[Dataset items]
────────
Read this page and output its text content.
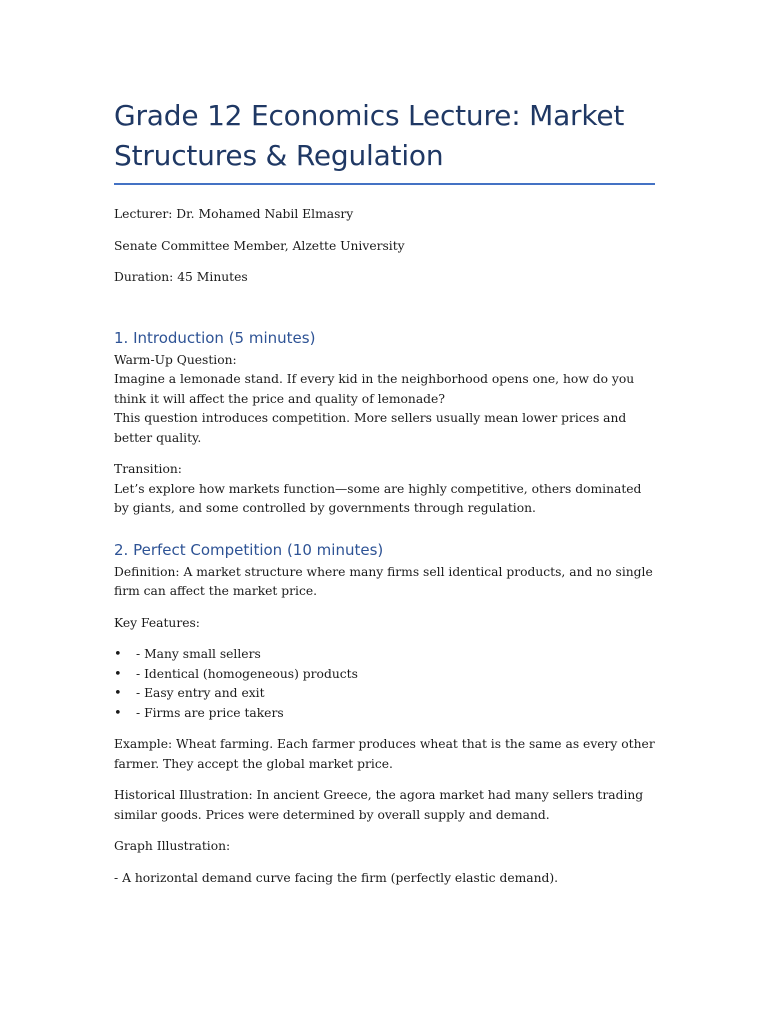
Grade 12 Economics Lecture: Market Structures & Regulation

Lecturer: Dr. Mohamed Nabil Elmasry

Senate Committee Member, Alzette University

Duration: 45 Minutes

1. Introduction (5 minutes)

Warm-Up Question:

Imagine a lemonade stand. If every kid in the neighborhood opens one, how do you think it will affect the price and quality of lemonade?

This question introduces competition. More sellers usually mean lower prices and better quality.

Transition:

Let’s explore how markets function—some are highly competitive, others dominated by giants, and some controlled by governments through regulation.

2. Perfect Competition (10 minutes)

Definition: A market structure where many firms sell identical products, and no single firm can affect the market price.

Key Features:

• - Many small sellers
• - Identical (homogeneous) products
• - Easy entry and exit
• - Firms are price takers

Example: Wheat farming. Each farmer produces wheat that is the same as every other farmer. They accept the global market price.

Historical Illustration: In ancient Greece, the agora market had many sellers trading similar goods. Prices were determined by overall supply and demand.

Graph Illustration:

- A horizontal demand curve facing the firm (perfectly elastic demand).
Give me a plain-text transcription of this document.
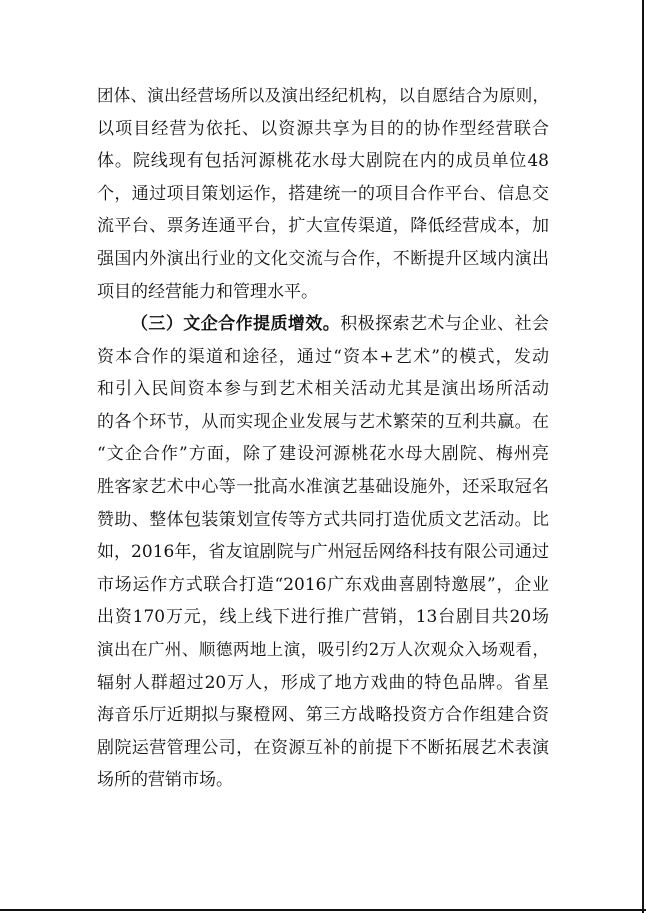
团体、演出经营场所以及演出经纪机构，以自愿结合为原则，
以项目经营为依托、以资源共享为目的的协作型经营联合
体。院线现有包括河源桃花水母大剧院在内的成员单位48
个，通过项目策划运作，搭建统一的项目合作平台、信息交
流平台、票务连通平台，扩大宣传渠道，降低经营成本，加
强国内外演出行业的文化交流与合作，不断提升区域内演出
项目的经营能力和管理水平。
（三）文企合作提质增效。积极探索艺术与企业、社会
资本合作的渠道和途径，通过“资本+艺术”的模式，发动
和引入民间资本参与到艺术相关活动尤其是演出场所活动
的各个环节，从而实现企业发展与艺术繁荣的互利共赢。在
“文企合作”方面，除了建设河源桃花水母大剧院、梅州亮
胜客家艺术中心等一批高水准演艺基础设施外，还采取冠名
赞助、整体包装策划宣传等方式共同打造优质文艺活动。比
如，2016年，省友谊剧院与广州冠岳网络科技有限公司通过
市场运作方式联合打造“2016广东戏曲喜剧特邀展”，企业
出资170万元，线上线下进行推广营销，13台剧目共20场
演出在广州、顺德两地上演，吸引约2万人次观众入场观看，
辐射人群超过20万人，形成了地方戏曲的特色品牌。省星
海音乐厅近期拟与聚橙网、第三方战略投资方合作组建合资
剧院运营管理公司，在资源互补的前提下不断拓展艺术表演
场所的营销市场。
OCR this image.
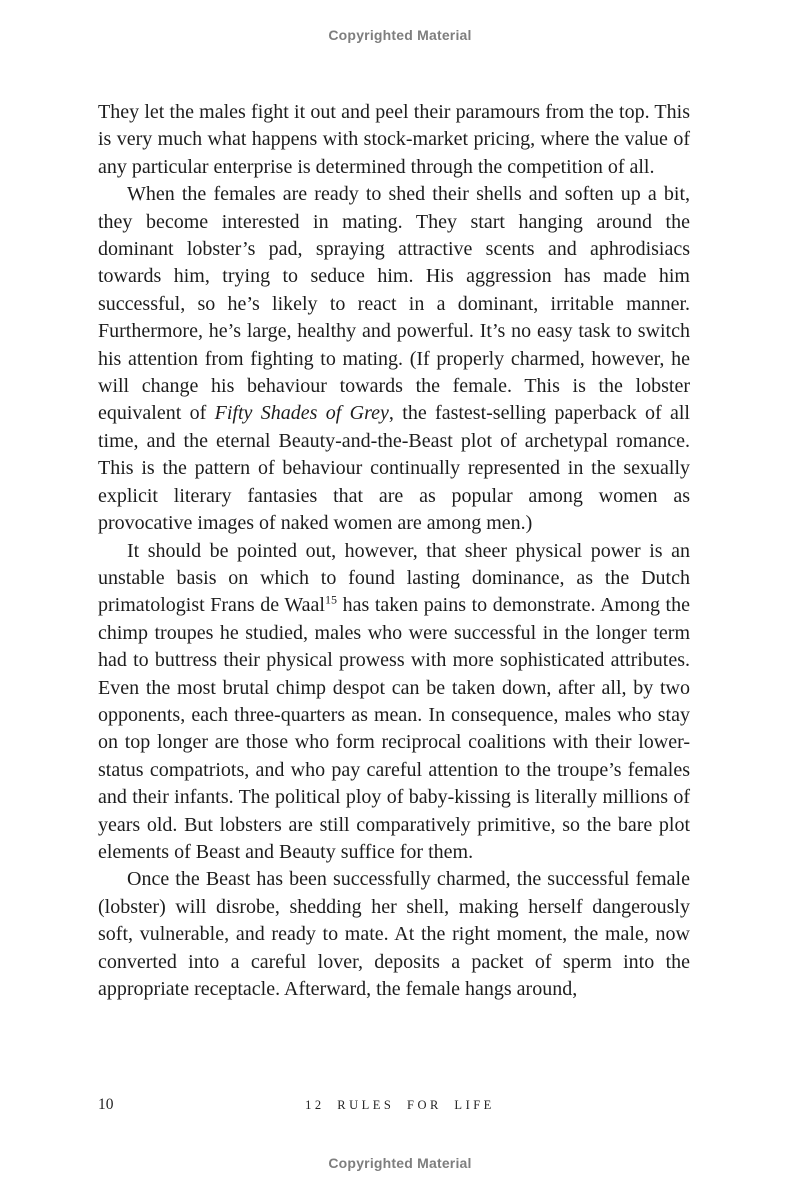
Copyrighted Material

They let the males fight it out and peel their paramours from the top. This is very much what happens with stock-market pricing, where the value of any particular enterprise is determined through the competition of all.

When the females are ready to shed their shells and soften up a bit, they become interested in mating. They start hanging around the dominant lobster’s pad, spraying attractive scents and aphrodisiacs towards him, trying to seduce him. His aggression has made him successful, so he’s likely to react in a dominant, irritable manner. Furthermore, he’s large, healthy and powerful. It’s no easy task to switch his attention from fighting to mating. (If properly charmed, however, he will change his behaviour towards the female. This is the lobster equivalent of Fifty Shades of Grey, the fastest-selling paperback of all time, and the eternal Beauty-and-the-Beast plot of archetypal romance. This is the pattern of behaviour continually represented in the sexually explicit literary fantasies that are as popular among women as provocative images of naked women are among men.)

It should be pointed out, however, that sheer physical power is an unstable basis on which to found lasting dominance, as the Dutch primatologist Frans de Waal$^{15}$ has taken pains to demonstrate. Among the chimp troupes he studied, males who were successful in the longer term had to buttress their physical prowess with more sophisticated attributes. Even the most brutal chimp despot can be taken down, after all, by two opponents, each three-quarters as mean. In consequence, males who stay on top longer are those who form reciprocal coalitions with their lower-status compatriots, and who pay careful attention to the troupe’s females and their infants. The political ploy of baby-kissing is literally millions of years old. But lobsters are still comparatively primitive, so the bare plot elements of Beast and Beauty suffice for them.

Once the Beast has been successfully charmed, the successful female (lobster) will disrobe, shedding her shell, making herself dangerously soft, vulnerable, and ready to mate. At the right moment, the male, now converted into a careful lover, deposits a packet of sperm into the appropriate receptacle. Afterward, the female hangs around,

10	12 RULES FOR LIFE
Copyrighted Material
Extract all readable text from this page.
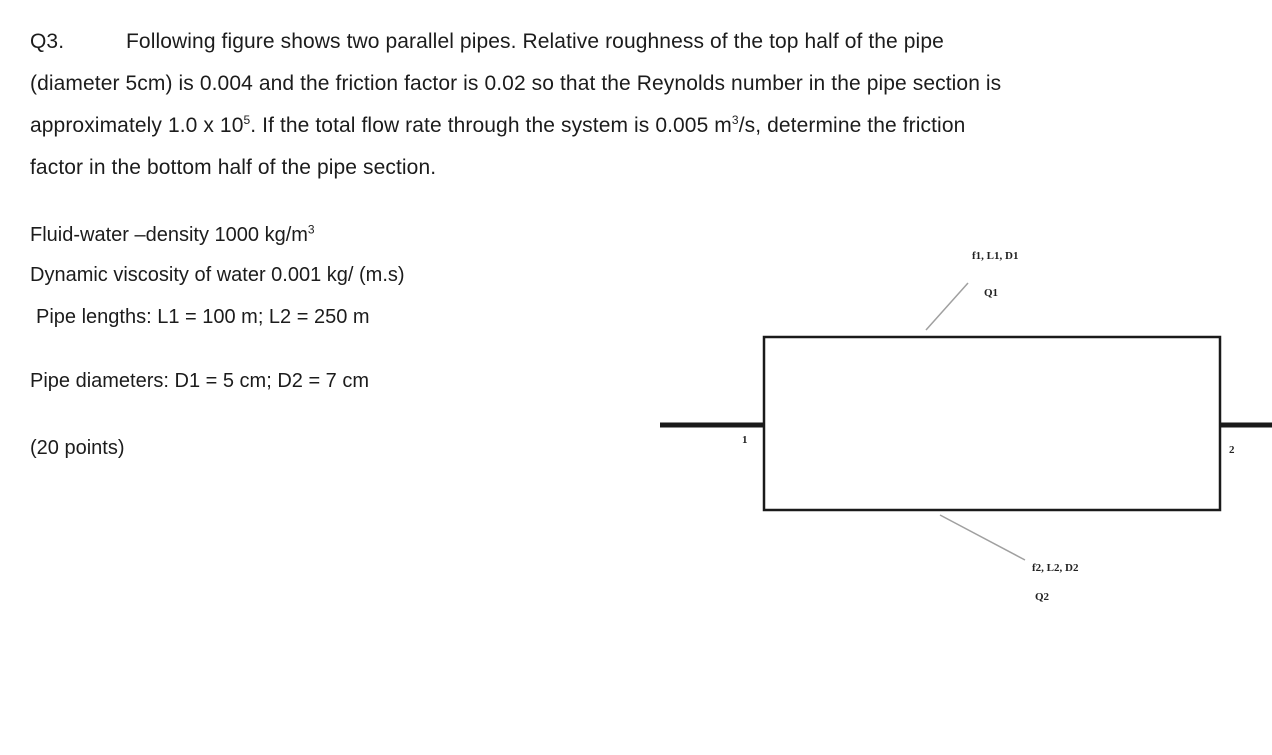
Q3.	Following figure shows two parallel pipes. Relative roughness of the top half of the pipe
(diameter 5cm) is 0.004 and the friction factor is 0.02 so that the Reynolds number in the pipe section is
approximately 1.0 x $10^5$. If the total flow rate through the system is 0.005 $m^3/s$, determine the friction
factor in the bottom half of the pipe section.
Fluid-water –density 1000 $kg/m^3$
Dynamic viscosity of water 0.001 kg/ (m.s)
Pipe lengths: L1 = 100 m; L2 = 250 m
Pipe diameters: D1 = 5 cm; D2 = 7 cm
(20 points)
f1, L1, D1
Q1
f2, L2, D2
Q2
1
2
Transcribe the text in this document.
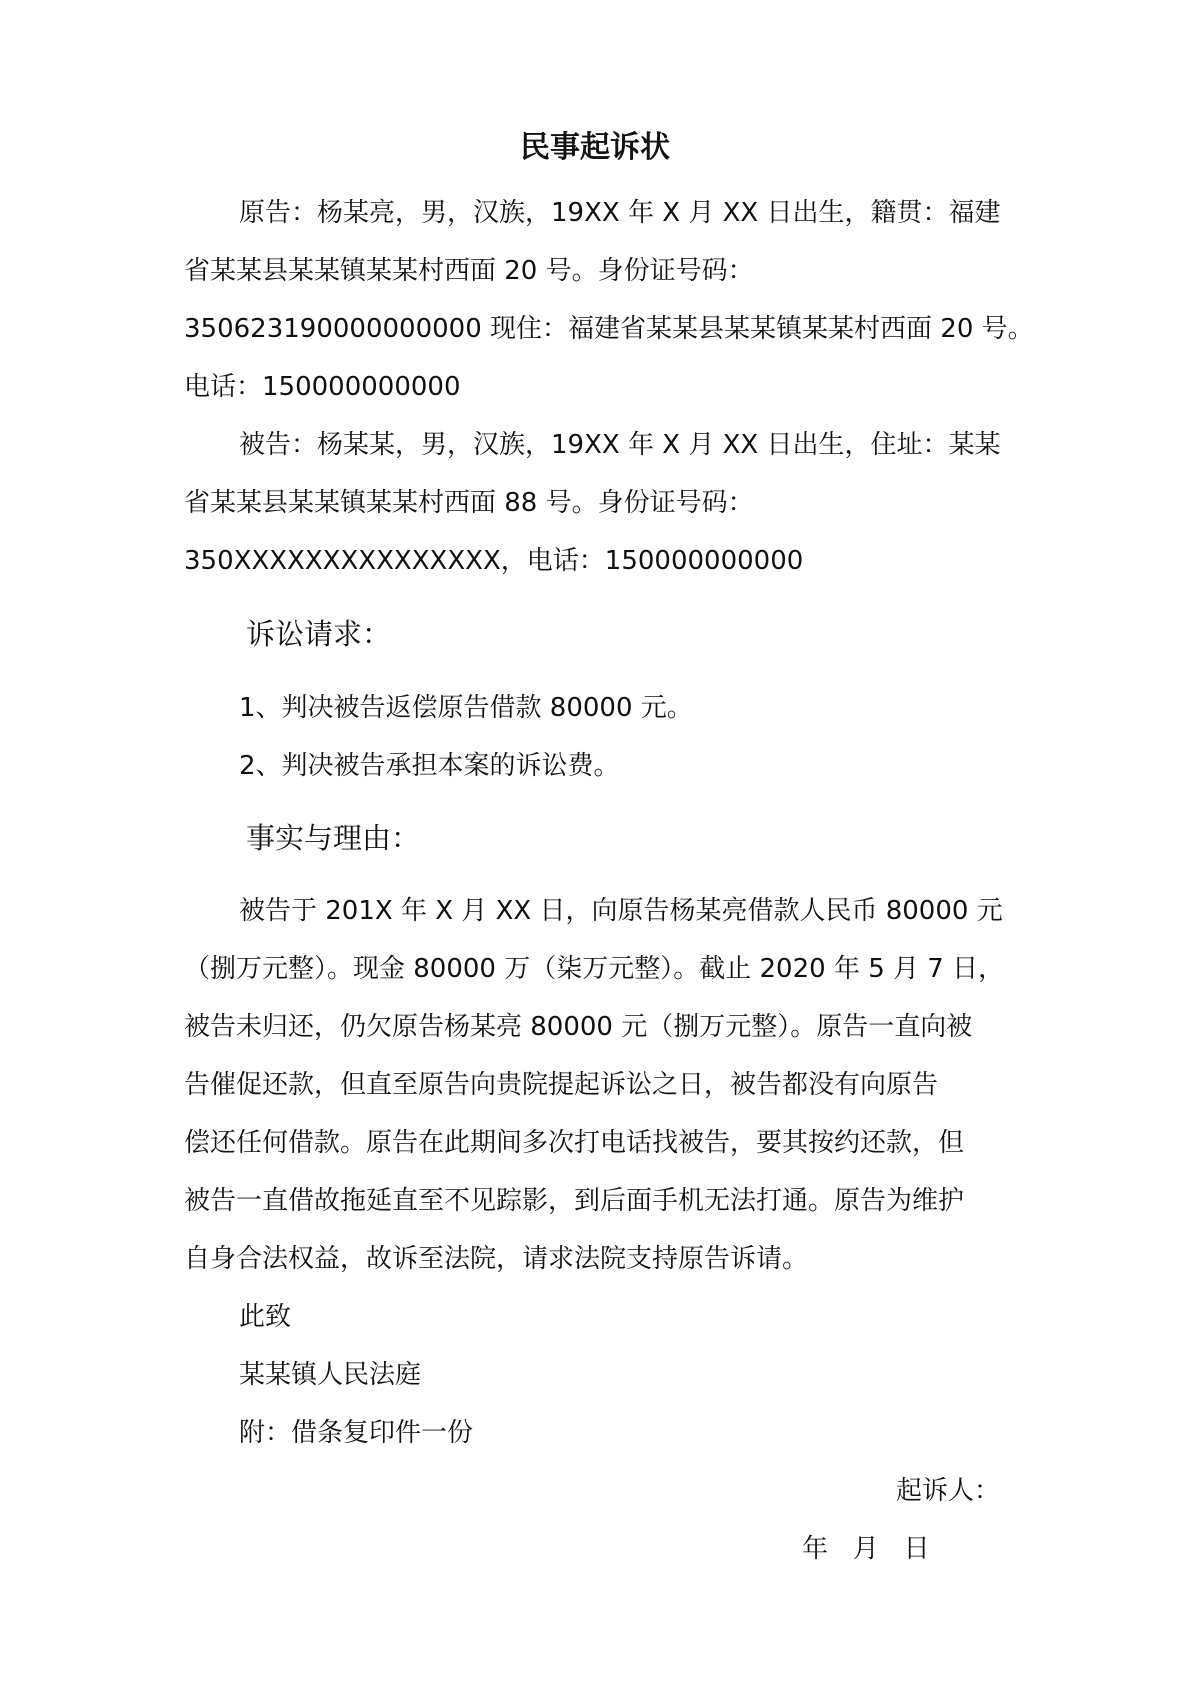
民事起诉状
原告：杨某亮，男，汉族，19XX 年 X 月 XX 日出生，籍贯：福建
省某某县某某镇某某村西面 20 号。身份证号码：
350623190000000000 现住：福建省某某县某某镇某某村西面 20 号。
电话：150000000000
被告：杨某某，男，汉族，19XX 年 X 月 XX 日出生，住址：某某
省某某县某某镇某某村西面 88 号。身份证号码：
350XXXXXXXXXXXXXXX，电话：150000000000
诉讼请求：
1、判决被告返偿原告借款 80000 元。
2、判决被告承担本案的诉讼费。
事实与理由：
被告于 201X 年 X 月 XX 日，向原告杨某亮借款人民币 80000 元
（捌万元整）。现金 80000 万（柒万元整）。截止 2020 年 5 月 7 日，
被告未归还，仍欠原告杨某亮 80000 元（捌万元整）。原告一直向被
告催促还款，但直至原告向贵院提起诉讼之日，被告都没有向原告
偿还任何借款。原告在此期间多次打电话找被告，要其按约还款，但
被告一直借故拖延直至不见踪影，到后面手机无法打通。原告为维护
自身合法权益，故诉至法院，请求法院支持原告诉请。
此致
某某镇人民法庭
附：借条复印件一份
起诉人：
年   月   日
────────
● Your task
Only the lines from the one that holds "Transcribe the text in this document." through the end of the records above should be printed again, exactly as they are. Leave out the pictures.

● Answer below
Transcribe the text in this document.
民事起诉状
原告：杨某亮，男，汉族，19XX 年 X 月 XX 日出生，籍贯：福建
省某某县某某镇某某村西面 20 号。身份证号码：
350623190000000000 现住：福建省某某县某某镇某某村西面 20 号。
电话：150000000000
被告：杨某某，男，汉族，19XX 年 X 月 XX 日出生，住址：某某
省某某县某某镇某某村西面 88 号。身份证号码：
350XXXXXXXXXXXXXXX，电话：150000000000
诉讼请求：
1、判决被告返偿原告借款 80000 元。
2、判决被告承担本案的诉讼费。
事实与理由：
被告于 201X 年 X 月 XX 日，向原告杨某亮借款人民币 80000 元
（捌万元整）。现金 80000 万（柒万元整）。截止 2020 年 5 月 7 日，
被告未归还，仍欠原告杨某亮 80000 元（捌万元整）。原告一直向被
告催促还款，但直至原告向贵院提起诉讼之日，被告都没有向原告
偿还任何借款。原告在此期间多次打电话找被告，要其按约还款，但
被告一直借故拖延直至不见踪影，到后面手机无法打通。原告为维护
自身合法权益，故诉至法院，请求法院支持原告诉请。
此致
某某镇人民法庭
附：借条复印件一份
起诉人：
年   月   日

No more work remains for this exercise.